* Objective *
Leave out the pictures and transcribe everything else exactly.

* Material to process *

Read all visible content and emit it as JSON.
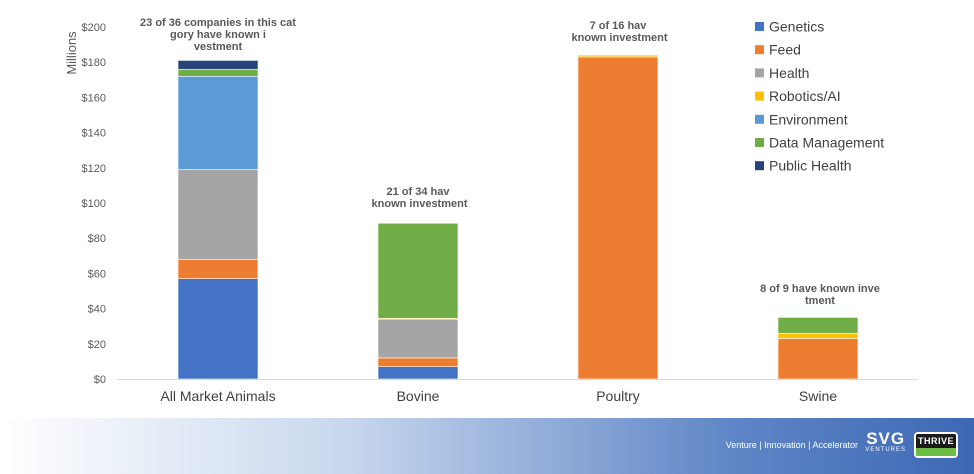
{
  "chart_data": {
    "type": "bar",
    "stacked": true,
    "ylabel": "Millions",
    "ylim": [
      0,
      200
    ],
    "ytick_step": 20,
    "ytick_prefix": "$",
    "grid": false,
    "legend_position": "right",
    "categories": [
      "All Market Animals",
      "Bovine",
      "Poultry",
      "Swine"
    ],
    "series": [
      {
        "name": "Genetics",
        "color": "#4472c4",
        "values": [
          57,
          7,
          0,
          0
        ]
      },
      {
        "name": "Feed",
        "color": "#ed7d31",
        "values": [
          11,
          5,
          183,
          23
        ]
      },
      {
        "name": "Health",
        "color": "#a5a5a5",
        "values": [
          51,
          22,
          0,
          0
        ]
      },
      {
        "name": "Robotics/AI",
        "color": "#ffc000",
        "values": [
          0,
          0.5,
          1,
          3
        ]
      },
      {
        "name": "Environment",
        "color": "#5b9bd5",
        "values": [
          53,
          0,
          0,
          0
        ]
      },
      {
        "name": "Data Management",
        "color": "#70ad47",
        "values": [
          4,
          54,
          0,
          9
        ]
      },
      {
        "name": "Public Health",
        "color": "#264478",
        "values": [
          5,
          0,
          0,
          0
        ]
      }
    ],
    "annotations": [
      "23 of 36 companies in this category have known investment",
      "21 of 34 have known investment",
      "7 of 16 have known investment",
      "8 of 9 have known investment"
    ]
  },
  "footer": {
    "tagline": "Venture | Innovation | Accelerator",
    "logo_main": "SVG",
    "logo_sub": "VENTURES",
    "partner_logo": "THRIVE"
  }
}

* Full response *
Read all visible content and emit it as JSON.
{
  "chart_data": {
    "type": "bar",
    "stacked": true,
    "ylabel": "Millions",
    "ylim": [
      0,
      200
    ],
    "ytick_step": 20,
    "ytick_prefix": "$",
    "grid": false,
    "legend_position": "right",
    "categories": [
      "All Market Animals",
      "Bovine",
      "Poultry",
      "Swine"
    ],
    "series": [
      {
        "name": "Genetics",
        "color": "#4472c4",
        "values": [
          57,
          7,
          0,
          0
        ]
      },
      {
        "name": "Feed",
        "color": "#ed7d31",
        "values": [
          11,
          5,
          183,
          23
        ]
      },
      {
        "name": "Health",
        "color": "#a5a5a5",
        "values": [
          51,
          22,
          0,
          0
        ]
      },
      {
        "name": "Robotics/AI",
        "color": "#ffc000",
        "values": [
          0,
          0.5,
          1,
          3
        ]
      },
      {
        "name": "Environment",
        "color": "#5b9bd5",
        "values": [
          53,
          0,
          0,
          0
        ]
      },
      {
        "name": "Data Management",
        "color": "#70ad47",
        "values": [
          4,
          54,
          0,
          9
        ]
      },
      {
        "name": "Public Health",
        "color": "#264478",
        "values": [
          5,
          0,
          0,
          0
        ]
      }
    ],
    "annotations": [
      "23 of 36 companies in this category have known investment",
      "21 of 34 have known investment",
      "7 of 16 have known investment",
      "8 of 9 have known investment"
    ]
  },
  "footer": {
    "tagline": "Venture | Innovation | Accelerator",
    "logo_main": "SVG",
    "logo_sub": "VENTURES",
    "partner_logo": "THRIVE"
  }
}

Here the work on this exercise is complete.